**Instructions to follow**
Each line of the material below should be reproduced exactly.

**Exercise input**
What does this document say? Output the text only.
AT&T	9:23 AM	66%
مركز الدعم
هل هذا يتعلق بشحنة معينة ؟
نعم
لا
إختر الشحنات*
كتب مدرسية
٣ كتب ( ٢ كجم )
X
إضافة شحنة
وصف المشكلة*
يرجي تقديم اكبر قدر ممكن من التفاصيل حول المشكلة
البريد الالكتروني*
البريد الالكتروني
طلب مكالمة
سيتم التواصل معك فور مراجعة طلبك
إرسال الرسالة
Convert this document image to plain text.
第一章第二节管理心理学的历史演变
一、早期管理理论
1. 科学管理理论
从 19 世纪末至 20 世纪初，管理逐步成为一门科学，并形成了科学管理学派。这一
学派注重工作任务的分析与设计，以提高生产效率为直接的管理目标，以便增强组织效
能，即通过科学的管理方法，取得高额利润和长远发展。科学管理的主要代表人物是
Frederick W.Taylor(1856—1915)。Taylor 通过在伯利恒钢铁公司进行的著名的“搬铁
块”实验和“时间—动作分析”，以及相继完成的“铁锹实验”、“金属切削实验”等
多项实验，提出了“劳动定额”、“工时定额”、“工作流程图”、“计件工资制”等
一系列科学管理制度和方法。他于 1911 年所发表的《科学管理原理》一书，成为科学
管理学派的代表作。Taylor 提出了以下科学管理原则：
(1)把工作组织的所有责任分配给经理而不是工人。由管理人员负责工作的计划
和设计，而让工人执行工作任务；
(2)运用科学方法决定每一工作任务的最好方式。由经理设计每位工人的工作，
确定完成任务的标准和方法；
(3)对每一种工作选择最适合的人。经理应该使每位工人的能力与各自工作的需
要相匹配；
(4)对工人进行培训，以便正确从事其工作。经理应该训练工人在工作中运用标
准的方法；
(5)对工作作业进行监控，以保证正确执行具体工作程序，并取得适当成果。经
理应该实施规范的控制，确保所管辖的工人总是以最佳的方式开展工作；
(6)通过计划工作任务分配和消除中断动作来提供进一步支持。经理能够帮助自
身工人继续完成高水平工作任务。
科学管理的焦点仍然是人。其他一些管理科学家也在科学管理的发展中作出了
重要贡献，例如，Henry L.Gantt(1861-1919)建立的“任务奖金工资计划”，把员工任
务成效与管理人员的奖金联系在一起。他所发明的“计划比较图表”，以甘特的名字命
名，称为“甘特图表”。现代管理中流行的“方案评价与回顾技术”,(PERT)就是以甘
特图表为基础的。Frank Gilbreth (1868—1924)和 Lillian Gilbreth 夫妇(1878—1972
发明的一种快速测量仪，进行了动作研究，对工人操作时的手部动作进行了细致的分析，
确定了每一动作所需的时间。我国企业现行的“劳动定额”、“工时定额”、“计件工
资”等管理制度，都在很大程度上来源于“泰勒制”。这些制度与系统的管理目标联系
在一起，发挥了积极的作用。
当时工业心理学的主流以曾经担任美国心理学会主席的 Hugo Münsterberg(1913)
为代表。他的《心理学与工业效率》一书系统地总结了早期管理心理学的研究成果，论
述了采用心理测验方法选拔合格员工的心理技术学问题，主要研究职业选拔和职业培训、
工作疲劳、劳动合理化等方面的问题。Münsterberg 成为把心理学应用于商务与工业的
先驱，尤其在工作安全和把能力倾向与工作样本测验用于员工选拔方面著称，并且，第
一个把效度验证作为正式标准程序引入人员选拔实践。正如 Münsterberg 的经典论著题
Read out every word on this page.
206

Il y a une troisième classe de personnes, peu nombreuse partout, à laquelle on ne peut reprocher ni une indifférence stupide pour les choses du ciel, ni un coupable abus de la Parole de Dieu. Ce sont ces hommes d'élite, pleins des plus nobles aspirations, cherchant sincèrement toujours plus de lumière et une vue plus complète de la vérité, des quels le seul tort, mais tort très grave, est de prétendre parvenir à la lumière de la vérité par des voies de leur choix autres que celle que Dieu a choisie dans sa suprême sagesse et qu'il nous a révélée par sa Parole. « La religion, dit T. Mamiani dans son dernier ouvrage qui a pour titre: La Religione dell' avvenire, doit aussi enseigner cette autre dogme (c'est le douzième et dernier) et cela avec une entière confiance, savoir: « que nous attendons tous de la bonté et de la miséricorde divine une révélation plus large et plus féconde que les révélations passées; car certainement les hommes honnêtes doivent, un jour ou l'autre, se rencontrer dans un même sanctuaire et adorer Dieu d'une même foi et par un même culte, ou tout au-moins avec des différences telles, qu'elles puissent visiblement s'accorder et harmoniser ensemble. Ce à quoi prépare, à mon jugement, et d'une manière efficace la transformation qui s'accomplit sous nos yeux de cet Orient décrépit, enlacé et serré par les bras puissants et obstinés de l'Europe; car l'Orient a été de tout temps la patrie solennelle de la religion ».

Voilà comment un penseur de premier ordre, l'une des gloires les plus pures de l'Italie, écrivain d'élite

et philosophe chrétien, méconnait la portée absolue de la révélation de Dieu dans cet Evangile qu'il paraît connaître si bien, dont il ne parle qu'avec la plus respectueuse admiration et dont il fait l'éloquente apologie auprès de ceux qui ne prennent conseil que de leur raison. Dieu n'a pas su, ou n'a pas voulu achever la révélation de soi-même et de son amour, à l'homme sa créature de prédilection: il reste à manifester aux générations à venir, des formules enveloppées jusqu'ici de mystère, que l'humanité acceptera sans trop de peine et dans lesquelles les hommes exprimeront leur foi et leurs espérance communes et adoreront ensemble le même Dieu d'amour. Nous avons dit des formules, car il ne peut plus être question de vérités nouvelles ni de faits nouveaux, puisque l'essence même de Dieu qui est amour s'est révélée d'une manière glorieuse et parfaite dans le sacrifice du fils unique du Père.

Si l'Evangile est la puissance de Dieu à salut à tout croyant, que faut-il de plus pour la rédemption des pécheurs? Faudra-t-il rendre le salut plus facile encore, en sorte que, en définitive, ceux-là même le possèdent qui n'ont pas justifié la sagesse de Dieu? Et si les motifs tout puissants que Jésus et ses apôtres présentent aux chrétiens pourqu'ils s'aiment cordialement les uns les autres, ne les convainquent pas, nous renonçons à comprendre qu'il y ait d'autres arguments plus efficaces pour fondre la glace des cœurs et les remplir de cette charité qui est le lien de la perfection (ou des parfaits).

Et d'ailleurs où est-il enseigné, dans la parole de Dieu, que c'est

**Result**
What does this document say? Output the text only.
AT&T	9:23 AM	66%
مركز الدعم
هل هذا يتعلق بشحنة معينة ؟
نعم
لا
إختر الشحنات*
كتب مدرسية
٣ كتب ( ٢ كجم )
X
إضافة شحنة
وصف المشكلة*
يرجي تقديم اكبر قدر ممكن من التفاصيل حول المشكلة
البريد الالكتروني*
البريد الالكتروني
طلب مكالمة
سيتم التواصل معك فور مراجعة طلبك
إرسال الرسالة
Convert this document image to plain text.
第一章第二节管理心理学的历史演变
一、早期管理理论
1. 科学管理理论
从 19 世纪末至 20 世纪初，管理逐步成为一门科学，并形成了科学管理学派。这一
学派注重工作任务的分析与设计，以提高生产效率为直接的管理目标，以便增强组织效
能，即通过科学的管理方法，取得高额利润和长远发展。科学管理的主要代表人物是
Frederick W.Taylor(1856—1915)。Taylor 通过在伯利恒钢铁公司进行的著名的“搬铁
块”实验和“时间—动作分析”，以及相继完成的“铁锹实验”、“金属切削实验”等
多项实验，提出了“劳动定额”、“工时定额”、“工作流程图”、“计件工资制”等
一系列科学管理制度和方法。他于 1911 年所发表的《科学管理原理》一书，成为科学
管理学派的代表作。Taylor 提出了以下科学管理原则：
(1)把工作组织的所有责任分配给经理而不是工人。由管理人员负责工作的计划
和设计，而让工人执行工作任务；
(2)运用科学方法决定每一工作任务的最好方式。由经理设计每位工人的工作，
确定完成任务的标准和方法；
(3)对每一种工作选择最适合的人。经理应该使每位工人的能力与各自工作的需
要相匹配；
(4)对工人进行培训，以便正确从事其工作。经理应该训练工人在工作中运用标
准的方法；
(5)对工作作业进行监控，以保证正确执行具体工作程序，并取得适当成果。经
理应该实施规范的控制，确保所管辖的工人总是以最佳的方式开展工作；
(6)通过计划工作任务分配和消除中断动作来提供进一步支持。经理能够帮助自
身工人继续完成高水平工作任务。
科学管理的焦点仍然是人。其他一些管理科学家也在科学管理的发展中作出了
重要贡献，例如，Henry L.Gantt(1861-1919)建立的“任务奖金工资计划”，把员工任
务成效与管理人员的奖金联系在一起。他所发明的“计划比较图表”，以甘特的名字命
名，称为“甘特图表”。现代管理中流行的“方案评价与回顾技术”,(PERT)就是以甘
特图表为基础的。Frank Gilbreth (1868—1924)和 Lillian Gilbreth 夫妇(1878—1972
发明的一种快速测量仪，进行了动作研究，对工人操作时的手部动作进行了细致的分析，
确定了每一动作所需的时间。我国企业现行的“劳动定额”、“工时定额”、“计件工
资”等管理制度，都在很大程度上来源于“泰勒制”。这些制度与系统的管理目标联系
在一起，发挥了积极的作用。
当时工业心理学的主流以曾经担任美国心理学会主席的 Hugo Münsterberg(1913)
为代表。他的《心理学与工业效率》一书系统地总结了早期管理心理学的研究成果，论
述了采用心理测验方法选拔合格员工的心理技术学问题，主要研究职业选拔和职业培训、
工作疲劳、劳动合理化等方面的问题。Münsterberg 成为把心理学应用于商务与工业的
先驱，尤其在工作安全和把能力倾向与工作样本测验用于员工选拔方面著称，并且，第
一个把效度验证作为正式标准程序引入人员选拔实践。正如 Münsterberg 的经典论著题
Read out every word on this page.
206

Il y a une troisième classe de personnes, peu nombreuse partout, à laquelle on ne peut reprocher ni une indifférence stupide pour les choses du ciel, ni un coupable abus de la Parole de Dieu. Ce sont ces hommes d'élite, pleins des plus nobles aspirations, cherchant sincèrement toujours plus de lumière et une vue plus complète de la vérité, des quels le seul tort, mais tort très grave, est de prétendre parvenir à la lumière de la vérité par des voies de leur choix autres que celle que Dieu a choisie dans sa suprême sagesse et qu'il nous a révélée par sa Parole. « La religion, dit T. Mamiani dans son dernier ouvrage qui a pour titre: La Religione dell' avvenire, doit aussi enseigner cette autre dogme (c'est le douzième et dernier) et cela avec une entière confiance, savoir: « que nous attendons tous de la bonté et de la miséricorde divine une révélation plus large et plus féconde que les révélations passées; car certainement les hommes honnêtes doivent, un jour ou l'autre, se rencontrer dans un même sanctuaire et adorer Dieu d'une même foi et par un même culte, ou tout au-moins avec des différences telles, qu'elles puissent visiblement s'accorder et harmoniser ensemble. Ce à quoi prépare, à mon jugement, et d'une manière efficace la transformation qui s'accomplit sous nos yeux de cet Orient décrépit, enlacé et serré par les bras puissants et obstinés de l'Europe; car l'Orient a été de tout temps la patrie solennelle de la religion ».

Voilà comment un penseur de premier ordre, l'une des gloires les plus pures de l'Italie, écrivain d'élite

et philosophe chrétien, méconnait la portée absolue de la révélation de Dieu dans cet Evangile qu'il paraît connaître si bien, dont il ne parle qu'avec la plus respectueuse admiration et dont il fait l'éloquente apologie auprès de ceux qui ne prennent conseil que de leur raison. Dieu n'a pas su, ou n'a pas voulu achever la révélation de soi-même et de son amour, à l'homme sa créature de prédilection: il reste à manifester aux générations à venir, des formules enveloppées jusqu'ici de mystère, que l'humanité acceptera sans trop de peine et dans lesquelles les hommes exprimeront leur foi et leurs espérance communes et adoreront ensemble le même Dieu d'amour. Nous avons dit des formules, car il ne peut plus être question de vérités nouvelles ni de faits nouveaux, puisque l'essence même de Dieu qui est amour s'est révélée d'une manière glorieuse et parfaite dans le sacrifice du fils unique du Père.

Si l'Evangile est la puissance de Dieu à salut à tout croyant, que faut-il de plus pour la rédemption des pécheurs? Faudra-t-il rendre le salut plus facile encore, en sorte que, en définitive, ceux-là même le possèdent qui n'ont pas justifié la sagesse de Dieu? Et si les motifs tout puissants que Jésus et ses apôtres présentent aux chrétiens pourqu'ils s'aiment cordialement les uns les autres, ne les convainquent pas, nous renonçons à comprendre qu'il y ait d'autres arguments plus efficaces pour fondre la glace des cœurs et les remplir de cette charité qui est le lien de la perfection (ou des parfaits).

Et d'ailleurs où est-il enseigné, dans la parole de Dieu, que c'est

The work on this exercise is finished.